Take each line containing "username" and report it exactly as written.

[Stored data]
▼
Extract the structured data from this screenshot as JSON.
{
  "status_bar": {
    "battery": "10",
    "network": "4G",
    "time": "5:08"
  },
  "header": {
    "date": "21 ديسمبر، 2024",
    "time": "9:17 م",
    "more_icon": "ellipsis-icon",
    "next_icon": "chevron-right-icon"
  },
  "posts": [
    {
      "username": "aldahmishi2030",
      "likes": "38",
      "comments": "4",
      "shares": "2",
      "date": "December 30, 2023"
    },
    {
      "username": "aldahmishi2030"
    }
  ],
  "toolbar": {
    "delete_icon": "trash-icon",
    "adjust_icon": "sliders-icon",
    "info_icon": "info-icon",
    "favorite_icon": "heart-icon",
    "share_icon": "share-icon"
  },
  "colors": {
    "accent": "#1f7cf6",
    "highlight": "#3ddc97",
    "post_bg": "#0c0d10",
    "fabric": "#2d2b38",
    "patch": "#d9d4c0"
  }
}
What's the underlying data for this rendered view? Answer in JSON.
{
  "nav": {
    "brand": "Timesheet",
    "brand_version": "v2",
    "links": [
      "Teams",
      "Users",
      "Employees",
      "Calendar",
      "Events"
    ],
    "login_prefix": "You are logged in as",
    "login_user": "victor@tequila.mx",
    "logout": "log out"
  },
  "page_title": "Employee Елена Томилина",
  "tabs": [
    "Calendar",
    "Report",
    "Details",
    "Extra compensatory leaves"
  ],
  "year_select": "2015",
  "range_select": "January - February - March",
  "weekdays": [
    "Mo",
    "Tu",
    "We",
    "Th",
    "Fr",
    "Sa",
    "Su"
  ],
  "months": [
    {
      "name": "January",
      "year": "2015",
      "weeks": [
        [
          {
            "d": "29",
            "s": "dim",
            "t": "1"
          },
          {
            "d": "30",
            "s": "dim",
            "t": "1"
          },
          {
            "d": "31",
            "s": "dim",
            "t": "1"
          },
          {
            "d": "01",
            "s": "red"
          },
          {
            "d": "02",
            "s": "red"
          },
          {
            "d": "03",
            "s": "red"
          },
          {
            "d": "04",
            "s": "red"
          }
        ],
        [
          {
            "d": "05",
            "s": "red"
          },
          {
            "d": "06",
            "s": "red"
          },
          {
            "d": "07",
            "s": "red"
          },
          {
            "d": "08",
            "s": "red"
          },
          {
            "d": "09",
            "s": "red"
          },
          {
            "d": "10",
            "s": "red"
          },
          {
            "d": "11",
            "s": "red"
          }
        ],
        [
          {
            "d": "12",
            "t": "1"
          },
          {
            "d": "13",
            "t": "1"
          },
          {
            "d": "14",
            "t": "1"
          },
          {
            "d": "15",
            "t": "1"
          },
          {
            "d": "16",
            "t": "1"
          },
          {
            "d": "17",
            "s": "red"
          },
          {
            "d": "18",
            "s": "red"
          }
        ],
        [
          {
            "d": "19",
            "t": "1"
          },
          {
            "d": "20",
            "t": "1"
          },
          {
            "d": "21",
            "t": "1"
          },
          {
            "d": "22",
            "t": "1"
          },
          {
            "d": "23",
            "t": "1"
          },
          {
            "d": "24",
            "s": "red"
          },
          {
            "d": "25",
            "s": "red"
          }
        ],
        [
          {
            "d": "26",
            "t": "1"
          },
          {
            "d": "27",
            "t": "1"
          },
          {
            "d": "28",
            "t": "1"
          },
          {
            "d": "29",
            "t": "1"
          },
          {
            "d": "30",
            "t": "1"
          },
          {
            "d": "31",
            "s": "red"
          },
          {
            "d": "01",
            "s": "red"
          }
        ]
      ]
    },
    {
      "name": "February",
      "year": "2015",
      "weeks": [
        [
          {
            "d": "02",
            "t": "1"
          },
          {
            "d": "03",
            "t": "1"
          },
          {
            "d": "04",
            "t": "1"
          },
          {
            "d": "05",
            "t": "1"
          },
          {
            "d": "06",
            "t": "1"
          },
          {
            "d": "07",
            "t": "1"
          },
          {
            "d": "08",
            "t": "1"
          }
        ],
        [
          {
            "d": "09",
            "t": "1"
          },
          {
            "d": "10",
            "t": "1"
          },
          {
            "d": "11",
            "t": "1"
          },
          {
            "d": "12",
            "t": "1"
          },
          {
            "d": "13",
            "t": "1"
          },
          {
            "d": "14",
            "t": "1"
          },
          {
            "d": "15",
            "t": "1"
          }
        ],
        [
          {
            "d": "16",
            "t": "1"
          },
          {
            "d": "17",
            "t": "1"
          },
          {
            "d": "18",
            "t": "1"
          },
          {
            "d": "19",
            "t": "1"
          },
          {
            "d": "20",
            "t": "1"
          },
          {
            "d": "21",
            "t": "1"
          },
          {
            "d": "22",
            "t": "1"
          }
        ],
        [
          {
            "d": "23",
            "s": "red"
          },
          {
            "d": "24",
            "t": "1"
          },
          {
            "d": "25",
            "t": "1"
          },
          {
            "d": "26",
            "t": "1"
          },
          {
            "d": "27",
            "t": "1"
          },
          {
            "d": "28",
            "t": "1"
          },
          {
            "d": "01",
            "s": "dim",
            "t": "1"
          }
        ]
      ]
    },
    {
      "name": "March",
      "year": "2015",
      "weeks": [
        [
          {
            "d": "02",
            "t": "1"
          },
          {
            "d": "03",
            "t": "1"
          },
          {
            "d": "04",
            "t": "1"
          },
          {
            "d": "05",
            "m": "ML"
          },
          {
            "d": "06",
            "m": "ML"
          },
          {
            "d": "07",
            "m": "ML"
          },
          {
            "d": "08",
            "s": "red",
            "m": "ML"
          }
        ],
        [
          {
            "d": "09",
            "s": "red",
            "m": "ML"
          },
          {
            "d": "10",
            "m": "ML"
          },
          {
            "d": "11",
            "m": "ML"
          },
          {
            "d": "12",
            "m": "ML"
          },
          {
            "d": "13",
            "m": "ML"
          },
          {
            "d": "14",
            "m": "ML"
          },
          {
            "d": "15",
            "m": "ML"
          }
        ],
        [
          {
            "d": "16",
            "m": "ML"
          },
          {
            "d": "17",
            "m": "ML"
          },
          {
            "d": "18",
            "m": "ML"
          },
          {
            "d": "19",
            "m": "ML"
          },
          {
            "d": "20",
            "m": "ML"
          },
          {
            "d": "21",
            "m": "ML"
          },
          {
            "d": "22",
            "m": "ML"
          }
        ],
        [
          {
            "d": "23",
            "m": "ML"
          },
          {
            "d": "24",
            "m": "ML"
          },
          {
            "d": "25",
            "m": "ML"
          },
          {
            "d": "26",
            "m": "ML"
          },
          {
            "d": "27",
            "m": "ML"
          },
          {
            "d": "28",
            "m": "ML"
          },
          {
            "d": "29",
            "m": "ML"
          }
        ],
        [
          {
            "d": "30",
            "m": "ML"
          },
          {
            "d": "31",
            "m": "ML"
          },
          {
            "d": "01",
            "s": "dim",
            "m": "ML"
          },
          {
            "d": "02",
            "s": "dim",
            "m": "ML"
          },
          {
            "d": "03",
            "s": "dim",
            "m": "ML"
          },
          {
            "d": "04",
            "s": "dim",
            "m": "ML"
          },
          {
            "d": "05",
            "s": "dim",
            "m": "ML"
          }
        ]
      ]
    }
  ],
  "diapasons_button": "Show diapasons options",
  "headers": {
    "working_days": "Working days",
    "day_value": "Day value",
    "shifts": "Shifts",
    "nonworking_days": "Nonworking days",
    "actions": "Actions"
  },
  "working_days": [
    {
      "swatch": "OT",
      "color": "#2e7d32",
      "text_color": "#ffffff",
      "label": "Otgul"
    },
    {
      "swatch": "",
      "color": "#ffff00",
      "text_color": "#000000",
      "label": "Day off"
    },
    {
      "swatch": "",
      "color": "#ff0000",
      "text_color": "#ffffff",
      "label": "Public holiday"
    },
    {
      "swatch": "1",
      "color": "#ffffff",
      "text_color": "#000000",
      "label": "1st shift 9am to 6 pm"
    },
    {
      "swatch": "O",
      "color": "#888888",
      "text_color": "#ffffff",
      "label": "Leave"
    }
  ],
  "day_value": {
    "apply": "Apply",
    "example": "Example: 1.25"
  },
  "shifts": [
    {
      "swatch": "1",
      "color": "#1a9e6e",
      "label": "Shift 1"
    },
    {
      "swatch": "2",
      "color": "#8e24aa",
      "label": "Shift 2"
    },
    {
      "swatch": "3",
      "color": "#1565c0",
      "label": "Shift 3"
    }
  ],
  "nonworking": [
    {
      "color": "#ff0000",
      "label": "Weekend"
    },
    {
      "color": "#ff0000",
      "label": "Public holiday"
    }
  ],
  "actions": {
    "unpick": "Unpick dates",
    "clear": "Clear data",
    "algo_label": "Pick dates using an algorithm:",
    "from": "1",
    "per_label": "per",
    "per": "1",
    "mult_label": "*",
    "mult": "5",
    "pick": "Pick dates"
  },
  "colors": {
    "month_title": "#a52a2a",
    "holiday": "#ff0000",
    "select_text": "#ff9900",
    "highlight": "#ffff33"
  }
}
▲
**Task response**
      "username": "aldahmishi2030",
      "username": "aldahmishi2030"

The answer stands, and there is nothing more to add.